>>>>

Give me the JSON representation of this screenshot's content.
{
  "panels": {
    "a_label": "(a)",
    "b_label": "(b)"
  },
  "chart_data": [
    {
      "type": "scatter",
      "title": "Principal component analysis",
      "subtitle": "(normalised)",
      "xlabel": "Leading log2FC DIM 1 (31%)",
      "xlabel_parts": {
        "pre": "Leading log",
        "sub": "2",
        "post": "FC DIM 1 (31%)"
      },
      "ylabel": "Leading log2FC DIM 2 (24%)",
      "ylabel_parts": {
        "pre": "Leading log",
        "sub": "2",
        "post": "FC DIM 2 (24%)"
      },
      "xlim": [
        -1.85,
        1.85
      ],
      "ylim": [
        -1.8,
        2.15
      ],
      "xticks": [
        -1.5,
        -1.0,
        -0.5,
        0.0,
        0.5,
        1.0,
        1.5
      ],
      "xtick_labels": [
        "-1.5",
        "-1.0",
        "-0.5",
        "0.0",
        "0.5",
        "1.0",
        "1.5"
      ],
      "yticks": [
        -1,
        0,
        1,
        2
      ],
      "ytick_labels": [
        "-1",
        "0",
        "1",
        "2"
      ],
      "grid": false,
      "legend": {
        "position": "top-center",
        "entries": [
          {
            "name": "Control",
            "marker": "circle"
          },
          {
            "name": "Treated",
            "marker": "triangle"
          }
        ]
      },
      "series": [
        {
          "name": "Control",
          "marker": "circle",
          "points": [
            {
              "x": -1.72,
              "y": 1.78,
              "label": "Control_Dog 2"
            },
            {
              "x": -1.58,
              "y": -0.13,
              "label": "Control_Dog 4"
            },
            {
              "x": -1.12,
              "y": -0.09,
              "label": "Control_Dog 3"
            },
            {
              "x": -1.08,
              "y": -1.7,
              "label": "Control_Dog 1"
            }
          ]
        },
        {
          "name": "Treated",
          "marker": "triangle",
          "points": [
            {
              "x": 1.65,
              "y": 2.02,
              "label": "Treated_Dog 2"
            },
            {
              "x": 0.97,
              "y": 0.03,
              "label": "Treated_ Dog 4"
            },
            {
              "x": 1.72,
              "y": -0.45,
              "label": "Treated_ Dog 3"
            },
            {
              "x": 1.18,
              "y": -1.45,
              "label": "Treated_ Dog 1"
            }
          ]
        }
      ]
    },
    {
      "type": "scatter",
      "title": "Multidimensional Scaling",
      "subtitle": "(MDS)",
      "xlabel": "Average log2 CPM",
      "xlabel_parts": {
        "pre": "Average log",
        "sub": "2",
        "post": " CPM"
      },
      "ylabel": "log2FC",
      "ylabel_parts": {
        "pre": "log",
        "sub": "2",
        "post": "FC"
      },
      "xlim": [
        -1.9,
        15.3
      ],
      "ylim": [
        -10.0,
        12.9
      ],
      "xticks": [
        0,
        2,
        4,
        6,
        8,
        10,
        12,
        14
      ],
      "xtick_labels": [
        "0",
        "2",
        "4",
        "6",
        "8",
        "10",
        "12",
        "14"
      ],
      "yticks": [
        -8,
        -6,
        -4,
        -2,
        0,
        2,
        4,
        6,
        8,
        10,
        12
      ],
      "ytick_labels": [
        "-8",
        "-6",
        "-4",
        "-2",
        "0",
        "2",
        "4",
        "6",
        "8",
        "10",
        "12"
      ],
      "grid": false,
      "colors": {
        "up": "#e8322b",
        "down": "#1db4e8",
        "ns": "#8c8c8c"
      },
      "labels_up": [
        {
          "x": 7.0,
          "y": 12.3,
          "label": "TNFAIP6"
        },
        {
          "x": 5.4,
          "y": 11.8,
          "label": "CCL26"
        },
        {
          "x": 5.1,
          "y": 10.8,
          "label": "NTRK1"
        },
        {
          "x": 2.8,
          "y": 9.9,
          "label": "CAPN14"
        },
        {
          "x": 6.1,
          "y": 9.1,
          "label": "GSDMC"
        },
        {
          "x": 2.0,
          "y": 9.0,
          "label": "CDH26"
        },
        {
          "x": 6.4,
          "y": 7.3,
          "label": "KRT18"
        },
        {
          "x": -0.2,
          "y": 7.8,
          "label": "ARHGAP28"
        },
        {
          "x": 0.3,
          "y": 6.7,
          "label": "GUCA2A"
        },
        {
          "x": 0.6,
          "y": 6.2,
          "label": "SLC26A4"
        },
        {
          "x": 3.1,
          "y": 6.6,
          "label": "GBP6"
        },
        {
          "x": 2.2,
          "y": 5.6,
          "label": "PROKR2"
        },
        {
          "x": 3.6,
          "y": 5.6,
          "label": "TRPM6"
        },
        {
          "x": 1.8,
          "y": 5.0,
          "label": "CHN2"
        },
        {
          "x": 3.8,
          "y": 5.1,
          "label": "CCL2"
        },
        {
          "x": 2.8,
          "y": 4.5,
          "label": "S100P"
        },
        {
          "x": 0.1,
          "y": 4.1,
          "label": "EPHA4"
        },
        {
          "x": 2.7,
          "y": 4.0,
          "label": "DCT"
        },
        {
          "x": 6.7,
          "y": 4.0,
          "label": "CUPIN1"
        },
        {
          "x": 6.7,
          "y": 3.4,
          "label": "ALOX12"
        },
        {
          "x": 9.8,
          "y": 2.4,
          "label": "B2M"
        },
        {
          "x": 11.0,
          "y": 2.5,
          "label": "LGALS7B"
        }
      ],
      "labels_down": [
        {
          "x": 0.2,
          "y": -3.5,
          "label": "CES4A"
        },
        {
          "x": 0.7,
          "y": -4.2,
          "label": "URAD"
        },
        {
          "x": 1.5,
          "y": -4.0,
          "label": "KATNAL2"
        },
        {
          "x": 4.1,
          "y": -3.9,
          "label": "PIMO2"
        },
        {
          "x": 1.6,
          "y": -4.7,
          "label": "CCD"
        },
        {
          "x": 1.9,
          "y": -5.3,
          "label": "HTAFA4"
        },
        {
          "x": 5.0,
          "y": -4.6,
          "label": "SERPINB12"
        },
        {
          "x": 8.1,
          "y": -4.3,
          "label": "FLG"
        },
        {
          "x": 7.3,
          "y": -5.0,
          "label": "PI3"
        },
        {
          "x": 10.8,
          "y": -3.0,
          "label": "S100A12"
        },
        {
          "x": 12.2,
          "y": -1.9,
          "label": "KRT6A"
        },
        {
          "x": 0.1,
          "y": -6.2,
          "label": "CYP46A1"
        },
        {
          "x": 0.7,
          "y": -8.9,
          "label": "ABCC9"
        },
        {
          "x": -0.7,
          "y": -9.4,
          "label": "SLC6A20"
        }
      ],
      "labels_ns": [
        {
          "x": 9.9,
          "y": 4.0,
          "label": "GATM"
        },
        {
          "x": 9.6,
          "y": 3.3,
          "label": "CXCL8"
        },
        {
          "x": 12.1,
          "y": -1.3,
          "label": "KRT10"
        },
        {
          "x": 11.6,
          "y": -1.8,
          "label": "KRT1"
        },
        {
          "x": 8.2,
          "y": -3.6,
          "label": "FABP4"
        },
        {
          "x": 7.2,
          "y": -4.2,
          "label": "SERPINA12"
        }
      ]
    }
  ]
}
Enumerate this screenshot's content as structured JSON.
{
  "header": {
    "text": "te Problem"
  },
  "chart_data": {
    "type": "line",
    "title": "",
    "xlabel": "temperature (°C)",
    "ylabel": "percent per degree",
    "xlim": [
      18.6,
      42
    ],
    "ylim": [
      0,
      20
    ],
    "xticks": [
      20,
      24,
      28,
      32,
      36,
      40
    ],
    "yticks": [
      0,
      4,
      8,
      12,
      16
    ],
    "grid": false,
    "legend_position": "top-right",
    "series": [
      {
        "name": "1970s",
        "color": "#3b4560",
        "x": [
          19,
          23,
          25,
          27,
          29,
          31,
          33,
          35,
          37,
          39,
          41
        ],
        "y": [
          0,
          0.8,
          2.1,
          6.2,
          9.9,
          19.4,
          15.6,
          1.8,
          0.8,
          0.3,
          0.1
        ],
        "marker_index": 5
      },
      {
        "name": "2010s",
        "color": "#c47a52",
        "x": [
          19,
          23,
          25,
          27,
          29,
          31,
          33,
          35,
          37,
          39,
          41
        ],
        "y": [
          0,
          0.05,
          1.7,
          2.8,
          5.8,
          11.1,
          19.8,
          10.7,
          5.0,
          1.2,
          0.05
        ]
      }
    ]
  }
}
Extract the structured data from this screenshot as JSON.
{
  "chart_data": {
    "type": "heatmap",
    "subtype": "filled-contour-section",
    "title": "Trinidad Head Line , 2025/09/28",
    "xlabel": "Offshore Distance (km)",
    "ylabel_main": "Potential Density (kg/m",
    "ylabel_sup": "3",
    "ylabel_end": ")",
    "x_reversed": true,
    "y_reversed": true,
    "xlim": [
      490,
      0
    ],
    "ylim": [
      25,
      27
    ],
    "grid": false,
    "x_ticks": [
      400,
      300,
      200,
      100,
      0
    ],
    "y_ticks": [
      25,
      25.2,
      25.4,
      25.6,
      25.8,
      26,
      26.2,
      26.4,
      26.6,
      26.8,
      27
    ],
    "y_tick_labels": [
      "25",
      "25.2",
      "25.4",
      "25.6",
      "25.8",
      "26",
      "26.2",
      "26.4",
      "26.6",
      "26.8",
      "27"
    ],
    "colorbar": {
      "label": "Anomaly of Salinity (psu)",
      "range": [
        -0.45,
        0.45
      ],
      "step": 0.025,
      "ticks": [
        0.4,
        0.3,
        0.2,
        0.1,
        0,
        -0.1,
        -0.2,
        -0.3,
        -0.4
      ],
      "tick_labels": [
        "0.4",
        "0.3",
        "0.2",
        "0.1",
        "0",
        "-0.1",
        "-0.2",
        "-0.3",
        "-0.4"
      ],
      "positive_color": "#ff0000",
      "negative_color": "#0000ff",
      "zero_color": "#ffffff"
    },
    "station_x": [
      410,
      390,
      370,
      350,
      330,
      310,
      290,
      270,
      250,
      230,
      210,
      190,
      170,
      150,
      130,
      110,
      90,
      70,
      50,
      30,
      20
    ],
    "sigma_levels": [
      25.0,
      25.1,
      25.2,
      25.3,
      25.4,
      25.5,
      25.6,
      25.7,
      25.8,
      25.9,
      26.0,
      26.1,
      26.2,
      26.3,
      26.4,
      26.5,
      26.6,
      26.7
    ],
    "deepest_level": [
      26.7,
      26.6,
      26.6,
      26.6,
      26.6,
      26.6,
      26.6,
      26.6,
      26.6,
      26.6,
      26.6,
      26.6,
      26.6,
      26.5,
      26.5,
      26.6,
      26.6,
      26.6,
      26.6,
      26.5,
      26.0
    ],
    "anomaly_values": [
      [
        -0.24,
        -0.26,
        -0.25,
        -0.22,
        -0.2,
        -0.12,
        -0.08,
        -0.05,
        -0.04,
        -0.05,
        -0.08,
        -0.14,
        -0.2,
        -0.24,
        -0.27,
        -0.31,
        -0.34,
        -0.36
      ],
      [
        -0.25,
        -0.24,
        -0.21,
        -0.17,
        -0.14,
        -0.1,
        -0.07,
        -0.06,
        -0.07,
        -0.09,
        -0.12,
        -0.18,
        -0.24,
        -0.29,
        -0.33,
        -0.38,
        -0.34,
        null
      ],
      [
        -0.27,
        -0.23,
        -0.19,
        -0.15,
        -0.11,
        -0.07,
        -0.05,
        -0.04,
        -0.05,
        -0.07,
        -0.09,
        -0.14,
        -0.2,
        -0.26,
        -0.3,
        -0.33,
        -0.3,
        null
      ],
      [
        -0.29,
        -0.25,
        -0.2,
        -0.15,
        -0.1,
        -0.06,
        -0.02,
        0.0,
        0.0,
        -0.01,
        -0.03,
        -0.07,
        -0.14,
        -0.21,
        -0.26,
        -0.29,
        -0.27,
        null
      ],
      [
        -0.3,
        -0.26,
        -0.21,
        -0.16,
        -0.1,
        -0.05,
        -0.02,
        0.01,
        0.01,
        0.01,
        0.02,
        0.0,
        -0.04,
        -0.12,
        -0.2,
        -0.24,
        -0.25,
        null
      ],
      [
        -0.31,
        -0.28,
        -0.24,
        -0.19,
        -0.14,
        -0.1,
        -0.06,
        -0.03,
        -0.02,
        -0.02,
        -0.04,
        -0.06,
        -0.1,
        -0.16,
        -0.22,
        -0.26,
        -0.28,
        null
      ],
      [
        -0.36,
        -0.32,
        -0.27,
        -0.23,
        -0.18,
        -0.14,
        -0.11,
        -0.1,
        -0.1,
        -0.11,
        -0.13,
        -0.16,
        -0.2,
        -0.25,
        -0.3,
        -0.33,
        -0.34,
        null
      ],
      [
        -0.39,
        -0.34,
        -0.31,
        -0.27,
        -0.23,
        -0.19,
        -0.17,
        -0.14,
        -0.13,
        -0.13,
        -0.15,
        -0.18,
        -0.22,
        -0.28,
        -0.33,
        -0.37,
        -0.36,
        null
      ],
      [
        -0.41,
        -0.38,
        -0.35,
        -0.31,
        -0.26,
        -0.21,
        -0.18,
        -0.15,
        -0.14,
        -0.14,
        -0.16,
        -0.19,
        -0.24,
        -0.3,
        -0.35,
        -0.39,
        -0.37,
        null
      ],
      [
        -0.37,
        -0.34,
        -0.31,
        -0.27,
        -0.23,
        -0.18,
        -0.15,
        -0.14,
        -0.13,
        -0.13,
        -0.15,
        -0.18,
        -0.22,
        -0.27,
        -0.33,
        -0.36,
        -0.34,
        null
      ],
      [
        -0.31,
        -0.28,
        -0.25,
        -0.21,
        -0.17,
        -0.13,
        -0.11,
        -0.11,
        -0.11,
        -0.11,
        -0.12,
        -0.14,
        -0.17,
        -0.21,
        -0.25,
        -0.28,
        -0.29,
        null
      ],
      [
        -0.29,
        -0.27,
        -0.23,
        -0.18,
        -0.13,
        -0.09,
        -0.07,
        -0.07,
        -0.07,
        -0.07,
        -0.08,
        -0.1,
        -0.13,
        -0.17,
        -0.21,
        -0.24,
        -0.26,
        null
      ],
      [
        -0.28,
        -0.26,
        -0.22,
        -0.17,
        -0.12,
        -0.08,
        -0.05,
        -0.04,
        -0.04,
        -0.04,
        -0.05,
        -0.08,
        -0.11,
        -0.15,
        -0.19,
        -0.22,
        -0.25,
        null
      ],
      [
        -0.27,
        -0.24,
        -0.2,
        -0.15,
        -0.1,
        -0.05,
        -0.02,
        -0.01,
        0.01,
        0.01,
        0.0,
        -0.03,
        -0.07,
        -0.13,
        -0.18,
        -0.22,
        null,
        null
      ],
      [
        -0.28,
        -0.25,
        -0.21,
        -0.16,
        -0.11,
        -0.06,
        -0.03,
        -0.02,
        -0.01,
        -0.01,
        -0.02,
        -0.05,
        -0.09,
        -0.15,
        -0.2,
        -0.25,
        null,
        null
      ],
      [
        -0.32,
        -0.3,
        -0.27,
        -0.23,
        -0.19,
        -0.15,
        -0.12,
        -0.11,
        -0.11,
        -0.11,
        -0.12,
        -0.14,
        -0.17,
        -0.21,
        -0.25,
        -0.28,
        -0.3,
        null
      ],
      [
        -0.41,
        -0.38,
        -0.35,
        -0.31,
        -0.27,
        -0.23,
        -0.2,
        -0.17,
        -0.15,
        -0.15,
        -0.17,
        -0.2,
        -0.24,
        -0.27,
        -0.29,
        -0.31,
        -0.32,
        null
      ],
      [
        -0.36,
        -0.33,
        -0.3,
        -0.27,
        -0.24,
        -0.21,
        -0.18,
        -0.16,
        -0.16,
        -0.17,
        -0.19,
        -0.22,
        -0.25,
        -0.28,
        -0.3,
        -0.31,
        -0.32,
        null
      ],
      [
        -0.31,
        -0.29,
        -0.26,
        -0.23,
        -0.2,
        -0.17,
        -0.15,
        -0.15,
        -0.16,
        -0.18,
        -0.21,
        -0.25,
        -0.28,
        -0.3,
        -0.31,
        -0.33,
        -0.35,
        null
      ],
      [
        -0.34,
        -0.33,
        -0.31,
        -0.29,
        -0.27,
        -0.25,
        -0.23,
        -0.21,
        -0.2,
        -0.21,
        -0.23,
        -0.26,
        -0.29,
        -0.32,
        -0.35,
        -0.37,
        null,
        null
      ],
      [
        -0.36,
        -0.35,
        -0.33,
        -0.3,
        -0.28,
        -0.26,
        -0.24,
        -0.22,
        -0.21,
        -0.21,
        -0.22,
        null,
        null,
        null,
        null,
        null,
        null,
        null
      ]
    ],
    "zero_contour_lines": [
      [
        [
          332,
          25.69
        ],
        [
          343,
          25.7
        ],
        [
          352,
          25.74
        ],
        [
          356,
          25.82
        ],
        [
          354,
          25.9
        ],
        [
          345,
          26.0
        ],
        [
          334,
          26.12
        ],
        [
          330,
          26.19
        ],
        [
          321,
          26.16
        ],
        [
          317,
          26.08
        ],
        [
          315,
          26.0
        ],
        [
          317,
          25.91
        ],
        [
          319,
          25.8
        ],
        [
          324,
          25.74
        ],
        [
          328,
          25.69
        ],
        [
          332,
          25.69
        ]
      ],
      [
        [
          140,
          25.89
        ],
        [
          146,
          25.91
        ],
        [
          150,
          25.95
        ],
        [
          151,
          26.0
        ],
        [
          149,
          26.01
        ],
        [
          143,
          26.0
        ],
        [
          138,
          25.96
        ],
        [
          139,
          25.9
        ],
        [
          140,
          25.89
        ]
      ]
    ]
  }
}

<<<<

* TASK GOAL
Pull out all lines from the listing that contain the string "Average".

* TASK RESULT
      "xlabel": "Average log2 CPM",
        "pre": "Average log",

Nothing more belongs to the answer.